Exercise ::
Pull out every line below containing the word "this".

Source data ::
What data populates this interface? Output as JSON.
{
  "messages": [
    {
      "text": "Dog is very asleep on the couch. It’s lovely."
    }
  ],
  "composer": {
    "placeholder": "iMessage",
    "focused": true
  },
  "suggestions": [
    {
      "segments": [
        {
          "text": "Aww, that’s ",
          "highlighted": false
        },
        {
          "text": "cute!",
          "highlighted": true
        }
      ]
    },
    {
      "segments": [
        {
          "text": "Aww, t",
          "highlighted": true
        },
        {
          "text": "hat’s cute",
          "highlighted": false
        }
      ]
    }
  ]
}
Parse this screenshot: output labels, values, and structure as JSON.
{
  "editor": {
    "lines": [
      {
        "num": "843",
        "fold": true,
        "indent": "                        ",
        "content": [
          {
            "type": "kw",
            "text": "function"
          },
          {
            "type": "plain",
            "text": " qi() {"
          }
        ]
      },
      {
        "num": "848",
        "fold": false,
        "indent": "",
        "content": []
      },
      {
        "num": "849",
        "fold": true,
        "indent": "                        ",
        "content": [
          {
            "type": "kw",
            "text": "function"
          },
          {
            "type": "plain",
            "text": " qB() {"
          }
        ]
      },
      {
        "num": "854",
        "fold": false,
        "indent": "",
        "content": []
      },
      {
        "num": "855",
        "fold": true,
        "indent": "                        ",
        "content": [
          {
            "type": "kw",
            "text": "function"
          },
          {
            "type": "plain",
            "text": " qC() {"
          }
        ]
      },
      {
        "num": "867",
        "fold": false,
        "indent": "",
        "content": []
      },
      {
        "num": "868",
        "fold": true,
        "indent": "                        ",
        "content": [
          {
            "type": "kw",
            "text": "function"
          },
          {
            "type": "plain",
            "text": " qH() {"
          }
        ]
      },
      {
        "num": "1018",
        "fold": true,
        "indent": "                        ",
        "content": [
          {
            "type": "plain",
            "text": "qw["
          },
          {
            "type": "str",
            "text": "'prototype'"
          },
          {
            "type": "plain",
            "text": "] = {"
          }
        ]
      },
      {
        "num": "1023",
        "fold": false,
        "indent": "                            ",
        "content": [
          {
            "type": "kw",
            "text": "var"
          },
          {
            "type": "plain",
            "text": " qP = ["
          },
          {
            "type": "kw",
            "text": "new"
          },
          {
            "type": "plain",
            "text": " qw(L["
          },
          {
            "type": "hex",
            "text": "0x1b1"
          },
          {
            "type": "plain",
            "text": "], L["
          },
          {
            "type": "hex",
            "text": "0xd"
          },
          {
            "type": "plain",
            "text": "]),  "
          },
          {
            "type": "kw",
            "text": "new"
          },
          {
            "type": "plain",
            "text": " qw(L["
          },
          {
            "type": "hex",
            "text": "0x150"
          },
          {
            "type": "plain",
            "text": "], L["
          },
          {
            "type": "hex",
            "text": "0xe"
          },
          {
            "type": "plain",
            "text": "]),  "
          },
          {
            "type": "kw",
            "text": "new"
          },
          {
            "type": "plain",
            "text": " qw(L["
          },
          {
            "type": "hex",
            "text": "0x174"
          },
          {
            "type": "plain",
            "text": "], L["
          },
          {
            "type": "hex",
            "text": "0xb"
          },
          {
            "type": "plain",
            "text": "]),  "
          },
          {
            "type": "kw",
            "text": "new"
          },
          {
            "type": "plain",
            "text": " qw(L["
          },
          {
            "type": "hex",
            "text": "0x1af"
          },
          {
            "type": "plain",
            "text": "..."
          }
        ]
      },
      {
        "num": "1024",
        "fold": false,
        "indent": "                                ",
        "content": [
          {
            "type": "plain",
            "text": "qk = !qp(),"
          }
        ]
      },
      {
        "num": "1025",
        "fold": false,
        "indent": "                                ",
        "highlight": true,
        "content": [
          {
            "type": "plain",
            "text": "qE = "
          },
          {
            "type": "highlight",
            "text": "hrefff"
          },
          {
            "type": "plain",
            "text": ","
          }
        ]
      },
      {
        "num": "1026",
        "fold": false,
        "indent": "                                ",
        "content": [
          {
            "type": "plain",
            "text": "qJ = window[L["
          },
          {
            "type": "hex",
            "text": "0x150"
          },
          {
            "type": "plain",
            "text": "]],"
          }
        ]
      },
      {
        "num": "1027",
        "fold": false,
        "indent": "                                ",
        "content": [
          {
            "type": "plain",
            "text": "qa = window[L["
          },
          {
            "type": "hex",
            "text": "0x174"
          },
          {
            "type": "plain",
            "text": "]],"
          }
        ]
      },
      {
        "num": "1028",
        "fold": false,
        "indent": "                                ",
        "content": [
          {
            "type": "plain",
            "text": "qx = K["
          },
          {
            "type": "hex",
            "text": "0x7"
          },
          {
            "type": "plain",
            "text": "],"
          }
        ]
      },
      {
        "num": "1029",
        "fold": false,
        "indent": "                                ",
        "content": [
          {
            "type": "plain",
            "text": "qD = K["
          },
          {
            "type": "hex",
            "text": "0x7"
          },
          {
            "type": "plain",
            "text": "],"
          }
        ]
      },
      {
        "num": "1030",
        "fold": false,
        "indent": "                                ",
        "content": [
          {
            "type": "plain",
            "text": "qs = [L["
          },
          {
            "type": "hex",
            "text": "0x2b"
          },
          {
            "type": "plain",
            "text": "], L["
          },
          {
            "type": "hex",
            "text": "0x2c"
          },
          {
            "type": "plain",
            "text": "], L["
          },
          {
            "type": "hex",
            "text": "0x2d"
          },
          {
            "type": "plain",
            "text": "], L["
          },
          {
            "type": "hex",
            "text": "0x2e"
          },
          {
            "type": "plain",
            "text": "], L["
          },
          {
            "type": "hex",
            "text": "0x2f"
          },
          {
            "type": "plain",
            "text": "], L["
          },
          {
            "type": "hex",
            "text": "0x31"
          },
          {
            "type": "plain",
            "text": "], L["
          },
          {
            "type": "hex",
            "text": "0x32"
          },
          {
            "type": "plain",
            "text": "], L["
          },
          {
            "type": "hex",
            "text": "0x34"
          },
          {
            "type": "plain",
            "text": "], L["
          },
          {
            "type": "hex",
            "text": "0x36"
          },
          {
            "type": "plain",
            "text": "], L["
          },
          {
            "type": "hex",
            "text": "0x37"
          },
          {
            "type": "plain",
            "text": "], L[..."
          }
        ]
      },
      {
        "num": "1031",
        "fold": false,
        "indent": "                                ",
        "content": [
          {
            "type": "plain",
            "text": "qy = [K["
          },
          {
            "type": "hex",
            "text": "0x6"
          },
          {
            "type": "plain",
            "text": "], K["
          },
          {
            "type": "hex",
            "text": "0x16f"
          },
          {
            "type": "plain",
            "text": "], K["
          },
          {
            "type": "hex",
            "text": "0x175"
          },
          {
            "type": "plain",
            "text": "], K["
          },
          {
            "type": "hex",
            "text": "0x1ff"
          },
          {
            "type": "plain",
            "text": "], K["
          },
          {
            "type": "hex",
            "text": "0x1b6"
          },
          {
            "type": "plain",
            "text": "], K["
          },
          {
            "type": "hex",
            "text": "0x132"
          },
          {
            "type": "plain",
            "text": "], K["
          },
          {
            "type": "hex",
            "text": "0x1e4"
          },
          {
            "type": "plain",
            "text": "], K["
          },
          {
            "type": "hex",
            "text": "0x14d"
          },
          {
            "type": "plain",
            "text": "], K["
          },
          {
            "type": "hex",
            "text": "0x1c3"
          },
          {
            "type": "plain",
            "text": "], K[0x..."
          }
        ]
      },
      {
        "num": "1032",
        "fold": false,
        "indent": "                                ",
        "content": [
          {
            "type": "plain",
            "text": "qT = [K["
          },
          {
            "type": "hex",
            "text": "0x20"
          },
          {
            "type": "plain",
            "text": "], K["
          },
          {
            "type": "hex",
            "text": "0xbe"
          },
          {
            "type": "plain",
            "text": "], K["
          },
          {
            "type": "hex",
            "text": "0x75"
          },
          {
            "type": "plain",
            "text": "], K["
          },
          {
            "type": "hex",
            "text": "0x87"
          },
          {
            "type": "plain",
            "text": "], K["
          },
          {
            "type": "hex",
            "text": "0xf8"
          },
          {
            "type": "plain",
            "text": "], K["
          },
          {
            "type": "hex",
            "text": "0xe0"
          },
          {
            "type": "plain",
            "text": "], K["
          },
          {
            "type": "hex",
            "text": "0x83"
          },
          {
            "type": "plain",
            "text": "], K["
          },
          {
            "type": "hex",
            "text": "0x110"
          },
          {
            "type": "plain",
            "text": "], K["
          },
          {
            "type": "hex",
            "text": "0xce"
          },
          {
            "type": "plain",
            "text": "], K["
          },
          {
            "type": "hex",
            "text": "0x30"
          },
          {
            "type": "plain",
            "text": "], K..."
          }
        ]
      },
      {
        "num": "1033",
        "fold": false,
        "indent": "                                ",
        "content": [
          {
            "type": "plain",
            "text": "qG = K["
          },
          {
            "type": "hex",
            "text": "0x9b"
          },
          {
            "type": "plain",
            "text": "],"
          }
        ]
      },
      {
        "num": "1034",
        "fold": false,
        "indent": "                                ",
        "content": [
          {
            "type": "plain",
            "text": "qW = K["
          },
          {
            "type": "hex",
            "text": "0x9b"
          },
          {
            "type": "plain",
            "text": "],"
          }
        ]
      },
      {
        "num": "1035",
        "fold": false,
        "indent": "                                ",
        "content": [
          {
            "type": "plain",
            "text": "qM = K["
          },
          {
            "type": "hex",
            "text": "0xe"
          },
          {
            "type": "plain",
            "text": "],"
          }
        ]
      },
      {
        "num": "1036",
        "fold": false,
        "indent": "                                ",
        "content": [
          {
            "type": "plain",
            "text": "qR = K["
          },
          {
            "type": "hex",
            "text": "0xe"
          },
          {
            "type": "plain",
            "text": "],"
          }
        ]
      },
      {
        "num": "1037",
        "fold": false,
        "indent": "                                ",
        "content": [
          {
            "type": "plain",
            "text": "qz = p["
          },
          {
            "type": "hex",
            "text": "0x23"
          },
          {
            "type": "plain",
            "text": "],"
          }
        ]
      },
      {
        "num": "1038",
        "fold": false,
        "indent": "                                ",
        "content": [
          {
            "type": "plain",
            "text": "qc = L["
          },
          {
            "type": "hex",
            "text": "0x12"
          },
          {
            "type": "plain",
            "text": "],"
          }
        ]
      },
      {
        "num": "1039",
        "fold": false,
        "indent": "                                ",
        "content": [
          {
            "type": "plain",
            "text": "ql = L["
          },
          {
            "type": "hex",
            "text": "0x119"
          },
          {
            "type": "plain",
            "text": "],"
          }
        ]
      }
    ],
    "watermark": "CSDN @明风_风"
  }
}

Output of the task ::
What data populates this interface? Output as JSON.
Parse this screenshot: output labels, values, and structure as JSON.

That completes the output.